- Task to carry out
Set down all of the entries word for word, omitting the images they contain.

Stored records
——————
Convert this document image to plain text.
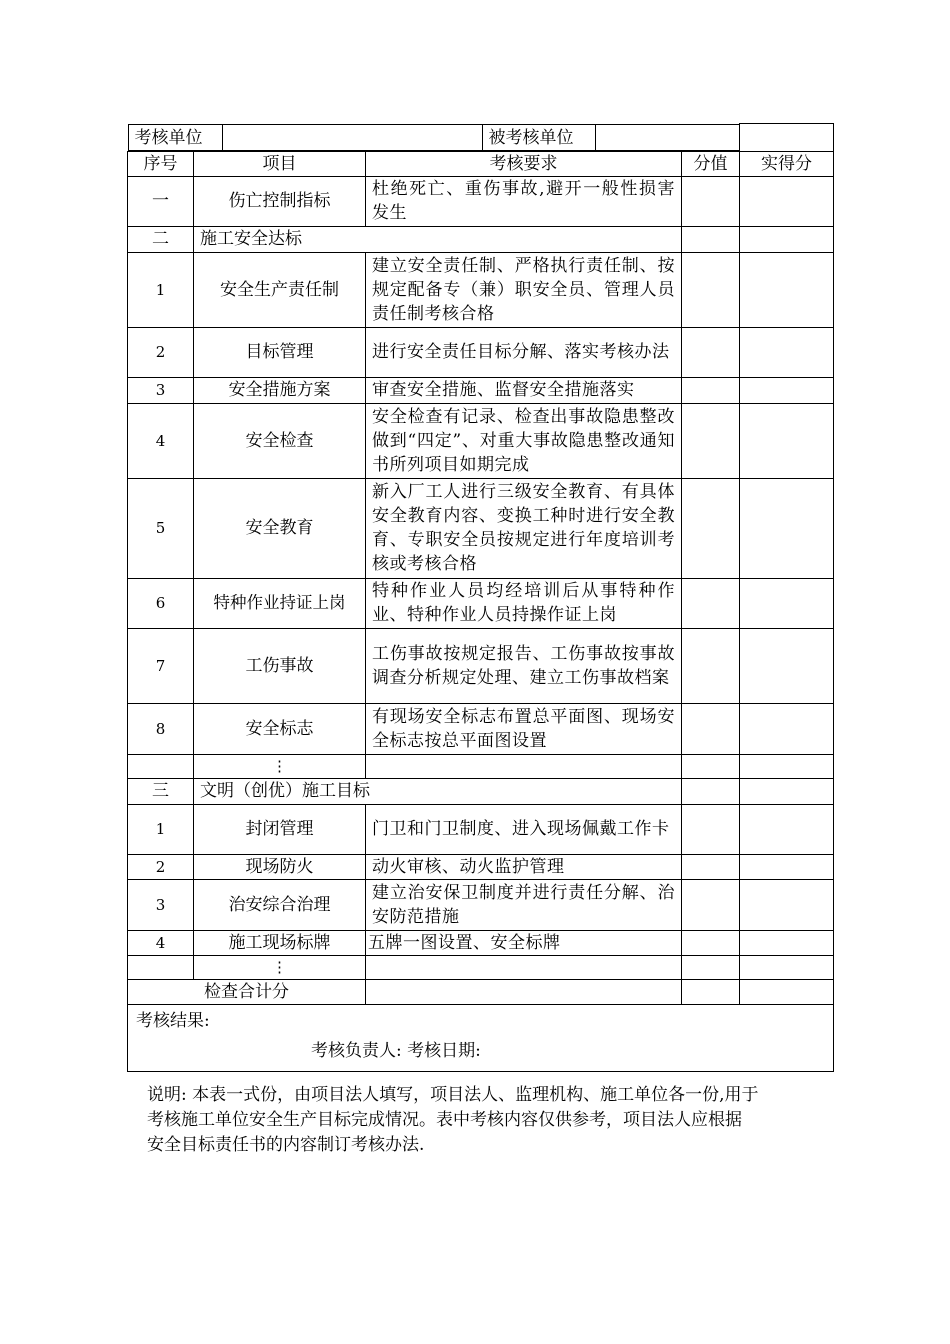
考核单位 被考核单位				

序号	项目	考核要求	分值	实得分
一	伤亡控制指标	杜绝死亡、重伤事故,避开一般性损害发生		
二	施工安全达标			
1	安全生产责任制	建立安全责任制、严格执行责任制、按规定配备专（兼）职安全员、管理人员责任制考核合格		
2	目标管理	进行安全责任目标分解、落实考核办法		
3	安全措施方案	审查安全措施、监督安全措施落实		
4	安全检查	安全检查有记录、检查出事故隐患整改做到“四定”、对重大事故隐患整改通知书所列项目如期完成		
5	安全教育	新入厂工人进行三级安全教育、有具体安全教育内容、变换工种时进行安全教育、专职安全员按规定进行年度培训考核或考核合格		
6	特种作业持证上岗	特种作业人员均经培训后从事特种作业、特种作业人员持操作证上岗		
7	工伤事故	工伤事故按规定报告、工伤事故按事故调查分析规定处理、建立工伤事故档案		
8	安全标志	有现场安全标志布置总平面图、现场安全标志按总平面图设置		
	⋮			
三	文明（创优）施工目标			
1	封闭管理	门卫和门卫制度、进入现场佩戴工作卡		
2	现场防火	动火审核、动火监护管理		
3	治安综合治理	建立治安保卫制度并进行责任分解、治安防范措施		
4	施工现场标牌	五牌一图设置、安全标牌		
	⋮			
检查合计分				

考核结果:
考核负责人: 考核日期:				

说明: 本表一式份，由项目法人填写，项目法人、监理机构、施工单位各一份,用于

考核施工单位安全生产目标完成情况。表中考核内容仅供参考，项目法人应根据

安全目标责任书的内容制订考核办法.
——————
- Solution to this task
Convert this document image to plain text.
考核单位 被考核单位				

序号	项目	考核要求	分值	实得分
一	伤亡控制指标	杜绝死亡、重伤事故,避开一般性损害发生		
二	施工安全达标			
1	安全生产责任制	建立安全责任制、严格执行责任制、按规定配备专（兼）职安全员、管理人员责任制考核合格		
2	目标管理	进行安全责任目标分解、落实考核办法		
3	安全措施方案	审查安全措施、监督安全措施落实		
4	安全检查	安全检查有记录、检查出事故隐患整改做到“四定”、对重大事故隐患整改通知书所列项目如期完成		
5	安全教育	新入厂工人进行三级安全教育、有具体安全教育内容、变换工种时进行安全教育、专职安全员按规定进行年度培训考核或考核合格		
6	特种作业持证上岗	特种作业人员均经培训后从事特种作业、特种作业人员持操作证上岗		
7	工伤事故	工伤事故按规定报告、工伤事故按事故调查分析规定处理、建立工伤事故档案		
8	安全标志	有现场安全标志布置总平面图、现场安全标志按总平面图设置		
	⋮			
三	文明（创优）施工目标			
1	封闭管理	门卫和门卫制度、进入现场佩戴工作卡		
2	现场防火	动火审核、动火监护管理		
3	治安综合治理	建立治安保卫制度并进行责任分解、治安防范措施		
4	施工现场标牌	五牌一图设置、安全标牌		
	⋮			
检查合计分				

考核结果:
考核负责人: 考核日期:				

说明: 本表一式份，由项目法人填写，项目法人、监理机构、施工单位各一份,用于

考核施工单位安全生产目标完成情况。表中考核内容仅供参考，项目法人应根据

安全目标责任书的内容制订考核办法.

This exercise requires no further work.